### Aim:
Scan the data below for the string "gear". Copy every line where it appears.

[Begin Data supplied]

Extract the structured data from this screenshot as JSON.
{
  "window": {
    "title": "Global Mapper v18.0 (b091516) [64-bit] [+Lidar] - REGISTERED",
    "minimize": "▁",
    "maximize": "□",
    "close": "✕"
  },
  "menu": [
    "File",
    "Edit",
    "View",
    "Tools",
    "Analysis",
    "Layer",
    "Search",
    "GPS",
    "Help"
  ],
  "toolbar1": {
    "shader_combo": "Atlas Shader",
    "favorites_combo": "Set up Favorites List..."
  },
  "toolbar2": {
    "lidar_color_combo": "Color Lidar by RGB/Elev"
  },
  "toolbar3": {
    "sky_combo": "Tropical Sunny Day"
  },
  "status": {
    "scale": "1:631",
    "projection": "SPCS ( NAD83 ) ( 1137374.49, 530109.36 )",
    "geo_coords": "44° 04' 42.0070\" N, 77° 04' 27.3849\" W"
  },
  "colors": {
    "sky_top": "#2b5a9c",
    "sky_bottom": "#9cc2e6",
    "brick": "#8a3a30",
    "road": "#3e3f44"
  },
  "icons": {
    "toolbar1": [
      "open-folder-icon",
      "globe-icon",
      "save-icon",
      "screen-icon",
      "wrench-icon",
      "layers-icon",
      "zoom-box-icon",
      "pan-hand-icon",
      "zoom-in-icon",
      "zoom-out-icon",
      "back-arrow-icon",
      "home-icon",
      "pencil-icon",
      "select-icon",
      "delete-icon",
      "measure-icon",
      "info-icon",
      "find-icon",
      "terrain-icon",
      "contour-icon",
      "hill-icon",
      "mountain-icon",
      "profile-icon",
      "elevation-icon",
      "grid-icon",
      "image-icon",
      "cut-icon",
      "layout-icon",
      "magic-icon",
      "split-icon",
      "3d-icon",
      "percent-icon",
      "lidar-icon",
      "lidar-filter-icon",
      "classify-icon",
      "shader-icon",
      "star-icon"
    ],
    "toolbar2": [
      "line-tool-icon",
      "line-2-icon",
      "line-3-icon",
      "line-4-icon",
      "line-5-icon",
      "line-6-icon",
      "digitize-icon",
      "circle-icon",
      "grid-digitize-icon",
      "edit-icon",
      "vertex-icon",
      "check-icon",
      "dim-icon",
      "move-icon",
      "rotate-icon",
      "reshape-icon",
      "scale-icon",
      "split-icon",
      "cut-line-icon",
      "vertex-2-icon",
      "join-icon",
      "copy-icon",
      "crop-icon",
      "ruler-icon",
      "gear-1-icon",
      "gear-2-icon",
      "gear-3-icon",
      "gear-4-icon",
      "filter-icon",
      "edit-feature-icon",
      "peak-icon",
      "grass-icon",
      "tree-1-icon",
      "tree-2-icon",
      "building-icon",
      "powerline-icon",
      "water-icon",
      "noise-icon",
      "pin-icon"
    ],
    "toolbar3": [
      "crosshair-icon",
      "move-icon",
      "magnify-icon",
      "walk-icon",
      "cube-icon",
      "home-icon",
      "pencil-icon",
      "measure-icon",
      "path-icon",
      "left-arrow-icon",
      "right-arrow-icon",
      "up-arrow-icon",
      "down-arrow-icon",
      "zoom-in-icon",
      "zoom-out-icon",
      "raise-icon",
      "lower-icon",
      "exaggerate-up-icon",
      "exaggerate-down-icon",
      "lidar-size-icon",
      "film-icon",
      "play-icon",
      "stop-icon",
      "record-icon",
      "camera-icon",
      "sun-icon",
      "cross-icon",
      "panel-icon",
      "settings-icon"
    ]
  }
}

[End Data supplied]

### Expected answer:
      "gear-1-icon",
      "gear-2-icon",
      "gear-3-icon",
      "gear-4-icon",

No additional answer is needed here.